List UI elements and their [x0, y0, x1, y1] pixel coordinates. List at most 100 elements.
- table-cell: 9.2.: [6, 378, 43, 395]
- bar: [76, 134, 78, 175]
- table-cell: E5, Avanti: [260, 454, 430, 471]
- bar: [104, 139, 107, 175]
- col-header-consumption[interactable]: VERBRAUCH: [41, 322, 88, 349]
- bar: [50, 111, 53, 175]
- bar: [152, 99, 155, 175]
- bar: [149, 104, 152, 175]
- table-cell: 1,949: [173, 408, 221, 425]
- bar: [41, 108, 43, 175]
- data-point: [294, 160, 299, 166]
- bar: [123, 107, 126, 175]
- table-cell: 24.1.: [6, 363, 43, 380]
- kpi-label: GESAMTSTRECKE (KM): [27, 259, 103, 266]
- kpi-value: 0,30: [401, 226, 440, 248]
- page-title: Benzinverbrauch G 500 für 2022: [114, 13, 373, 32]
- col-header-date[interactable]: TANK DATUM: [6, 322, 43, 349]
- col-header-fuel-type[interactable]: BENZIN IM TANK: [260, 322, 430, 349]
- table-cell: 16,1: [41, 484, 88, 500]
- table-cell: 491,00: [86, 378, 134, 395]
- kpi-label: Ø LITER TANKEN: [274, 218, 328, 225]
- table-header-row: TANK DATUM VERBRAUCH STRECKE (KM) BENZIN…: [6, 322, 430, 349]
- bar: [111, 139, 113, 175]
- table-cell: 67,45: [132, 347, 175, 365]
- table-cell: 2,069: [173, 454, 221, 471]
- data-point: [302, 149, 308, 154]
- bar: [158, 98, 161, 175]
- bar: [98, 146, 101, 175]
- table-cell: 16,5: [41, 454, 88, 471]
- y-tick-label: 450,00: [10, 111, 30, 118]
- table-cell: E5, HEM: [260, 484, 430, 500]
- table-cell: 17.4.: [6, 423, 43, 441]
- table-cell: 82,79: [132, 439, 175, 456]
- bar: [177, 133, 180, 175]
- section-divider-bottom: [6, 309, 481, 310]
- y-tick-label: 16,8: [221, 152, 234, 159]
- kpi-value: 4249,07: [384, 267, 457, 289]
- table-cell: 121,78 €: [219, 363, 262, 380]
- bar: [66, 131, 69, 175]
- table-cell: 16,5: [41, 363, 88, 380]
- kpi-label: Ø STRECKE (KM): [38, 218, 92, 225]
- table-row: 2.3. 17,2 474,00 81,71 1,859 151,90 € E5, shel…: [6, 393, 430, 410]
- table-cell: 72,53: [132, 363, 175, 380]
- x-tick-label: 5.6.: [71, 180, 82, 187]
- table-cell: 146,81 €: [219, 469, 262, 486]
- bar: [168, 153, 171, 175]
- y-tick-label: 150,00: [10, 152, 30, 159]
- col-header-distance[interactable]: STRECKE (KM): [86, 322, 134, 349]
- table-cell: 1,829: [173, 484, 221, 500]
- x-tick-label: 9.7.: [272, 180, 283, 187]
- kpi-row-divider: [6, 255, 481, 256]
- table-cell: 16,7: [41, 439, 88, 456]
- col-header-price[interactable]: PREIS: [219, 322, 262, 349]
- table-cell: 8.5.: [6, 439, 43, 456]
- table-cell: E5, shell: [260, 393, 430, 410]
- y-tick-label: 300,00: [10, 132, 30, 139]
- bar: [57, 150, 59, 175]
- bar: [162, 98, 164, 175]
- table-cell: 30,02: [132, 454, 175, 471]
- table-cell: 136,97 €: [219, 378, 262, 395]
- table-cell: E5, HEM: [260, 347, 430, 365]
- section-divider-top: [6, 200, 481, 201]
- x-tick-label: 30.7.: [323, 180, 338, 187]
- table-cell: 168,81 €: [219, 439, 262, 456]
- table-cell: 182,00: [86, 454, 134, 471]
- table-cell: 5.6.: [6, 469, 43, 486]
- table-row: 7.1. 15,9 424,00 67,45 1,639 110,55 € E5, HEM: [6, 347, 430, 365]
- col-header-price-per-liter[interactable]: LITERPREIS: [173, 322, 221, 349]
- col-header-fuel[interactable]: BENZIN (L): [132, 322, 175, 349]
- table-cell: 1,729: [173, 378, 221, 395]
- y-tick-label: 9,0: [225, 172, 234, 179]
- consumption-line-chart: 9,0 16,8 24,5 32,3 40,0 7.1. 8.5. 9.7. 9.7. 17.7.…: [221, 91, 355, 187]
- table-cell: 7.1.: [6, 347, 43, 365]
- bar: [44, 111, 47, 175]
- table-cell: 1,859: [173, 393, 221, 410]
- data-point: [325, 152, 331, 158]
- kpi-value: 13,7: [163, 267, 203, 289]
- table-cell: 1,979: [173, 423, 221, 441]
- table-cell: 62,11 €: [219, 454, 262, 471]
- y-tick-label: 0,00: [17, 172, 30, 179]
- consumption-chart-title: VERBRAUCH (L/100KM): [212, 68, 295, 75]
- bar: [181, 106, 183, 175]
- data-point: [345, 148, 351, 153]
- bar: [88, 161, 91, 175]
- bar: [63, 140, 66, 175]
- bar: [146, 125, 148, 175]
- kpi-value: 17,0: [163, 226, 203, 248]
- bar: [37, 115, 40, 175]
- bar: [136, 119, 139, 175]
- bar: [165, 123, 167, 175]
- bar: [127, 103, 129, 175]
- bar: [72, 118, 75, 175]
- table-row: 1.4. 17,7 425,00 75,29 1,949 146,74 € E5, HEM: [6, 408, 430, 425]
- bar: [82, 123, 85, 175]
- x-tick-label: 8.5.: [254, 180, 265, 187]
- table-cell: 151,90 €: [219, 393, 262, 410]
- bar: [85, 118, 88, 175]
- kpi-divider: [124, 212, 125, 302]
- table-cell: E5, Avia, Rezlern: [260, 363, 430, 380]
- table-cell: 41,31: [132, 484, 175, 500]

──────────────────────────────

Reproduce the entries above line for line, changing nothing.

List UI elements and their [x0, y0, x1, y1] pixel coordinates. List at most 100 elements.
- table-cell: 9.2.: [6, 378, 43, 395]
- bar: [76, 134, 78, 175]
- table-cell: E5, Avanti: [260, 454, 430, 471]
- bar: [104, 139, 107, 175]
- col-header-consumption[interactable]: VERBRAUCH: [41, 322, 88, 349]
- bar: [50, 111, 53, 175]
- bar: [152, 99, 155, 175]
- bar: [149, 104, 152, 175]
- table-cell: 1,949: [173, 408, 221, 425]
- bar: [41, 108, 43, 175]
- data-point: [294, 160, 299, 166]
- bar: [123, 107, 126, 175]
- table-cell: 24.1.: [6, 363, 43, 380]
- kpi-label: GESAMTSTRECKE (KM): [27, 259, 103, 266]
- kpi-value: 0,30: [401, 226, 440, 248]
- page-title: Benzinverbrauch G 500 für 2022: [114, 13, 373, 32]
- col-header-date[interactable]: TANK DATUM: [6, 322, 43, 349]
- col-header-fuel-type[interactable]: BENZIN IM TANK: [260, 322, 430, 349]
- table-cell: 16,1: [41, 484, 88, 500]
- table-cell: 491,00: [86, 378, 134, 395]
- kpi-label: Ø LITER TANKEN: [274, 218, 328, 225]
- table-header-row: TANK DATUM VERBRAUCH STRECKE (KM) BENZIN…: [6, 322, 430, 349]
- bar: [111, 139, 113, 175]
- table-cell: 67,45: [132, 347, 175, 365]
- table-cell: 2,069: [173, 454, 221, 471]
- data-point: [302, 149, 308, 154]
- bar: [158, 98, 161, 175]
- bar: [98, 146, 101, 175]
- table-cell: 16,5: [41, 454, 88, 471]
- y-tick-label: 450,00: [10, 111, 30, 118]
- table-cell: E5, HEM: [260, 484, 430, 500]
- table-cell: 17.4.: [6, 423, 43, 441]
- table-cell: 82,79: [132, 439, 175, 456]
- bar: [177, 133, 180, 175]
- section-divider-bottom: [6, 309, 481, 310]
- y-tick-label: 16,8: [221, 152, 234, 159]
- kpi-value: 4249,07: [384, 267, 457, 289]
- table-cell: 121,78 €: [219, 363, 262, 380]
- bar: [66, 131, 69, 175]
- table-cell: 16,5: [41, 363, 88, 380]
- kpi-label: Ø STRECKE (KM): [38, 218, 92, 225]
- table-row: 2.3. 17,2 474,00 81,71 1,859 151,90 € E5, shel…: [6, 393, 430, 410]
- table-cell: 72,53: [132, 363, 175, 380]
- x-tick-label: 5.6.: [71, 180, 82, 187]
- table-cell: 146,81 €: [219, 469, 262, 486]
- bar: [168, 153, 171, 175]
- y-tick-label: 150,00: [10, 152, 30, 159]
- col-header-distance[interactable]: STRECKE (KM): [86, 322, 134, 349]
- table-cell: 1,829: [173, 484, 221, 500]
- x-tick-label: 9.7.: [272, 180, 283, 187]
- kpi-row-divider: [6, 255, 481, 256]
- table-cell: 16,7: [41, 439, 88, 456]
- col-header-price[interactable]: PREIS: [219, 322, 262, 349]
- table-cell: 8.5.: [6, 439, 43, 456]
- table-cell: E5, shell: [260, 393, 430, 410]
- y-tick-label: 300,00: [10, 132, 30, 139]
- bar: [57, 150, 59, 175]
- bar: [162, 98, 164, 175]
- table-cell: 30,02: [132, 454, 175, 471]
- table-cell: 136,97 €: [219, 378, 262, 395]
- table-cell: E5, HEM: [260, 347, 430, 365]
- section-divider-top: [6, 200, 481, 201]
- x-tick-label: 30.7.: [323, 180, 338, 187]
- table-cell: 168,81 €: [219, 439, 262, 456]
- table-cell: 182,00: [86, 454, 134, 471]
- table-cell: 5.6.: [6, 469, 43, 486]
- table-row: 7.1. 15,9 424,00 67,45 1,639 110,55 € E5, HEM: [6, 347, 430, 365]
- col-header-price-per-liter[interactable]: LITERPREIS: [173, 322, 221, 349]
- col-header-fuel[interactable]: BENZIN (L): [132, 322, 175, 349]
- table-cell: 1,729: [173, 378, 221, 395]
- y-tick-label: 9,0: [225, 172, 234, 179]
- consumption-line-chart: 9,0 16,8 24,5 32,3 40,0 7.1. 8.5. 9.7. 9.7. 17.7.…: [221, 91, 355, 187]
- table-cell: 7.1.: [6, 347, 43, 365]
- bar: [44, 111, 47, 175]
- table-cell: 1,859: [173, 393, 221, 410]
- data-point: [325, 152, 331, 158]
- kpi-value: 13,7: [163, 267, 203, 289]
- table-cell: 1,979: [173, 423, 221, 441]
- table-cell: 62,11 €: [219, 454, 262, 471]
- y-tick-label: 0,00: [17, 172, 30, 179]
- consumption-chart-title: VERBRAUCH (L/100KM): [212, 68, 295, 75]
- bar: [181, 106, 183, 175]
- data-point: [345, 148, 351, 153]
- bar: [88, 161, 91, 175]
- bar: [63, 140, 66, 175]
- bar: [146, 125, 148, 175]
- kpi-value: 17,0: [163, 226, 203, 248]
- bar: [37, 115, 40, 175]
- bar: [136, 119, 139, 175]
- bar: [165, 123, 167, 175]
- bar: [127, 103, 129, 175]
- bar: [72, 118, 75, 175]
- table-row: 1.4. 17,7 425,00 75,29 1,949 146,74 € E5, HEM: [6, 408, 430, 425]
- bar: [82, 123, 85, 175]
- x-tick-label: 8.5.: [254, 180, 265, 187]
- table-cell: 151,90 €: [219, 393, 262, 410]
- bar: [85, 118, 88, 175]
- kpi-divider: [124, 212, 125, 302]
- table-cell: E5, Avia, Rezlern: [260, 363, 430, 380]
- table-cell: 41,31: [132, 484, 175, 500]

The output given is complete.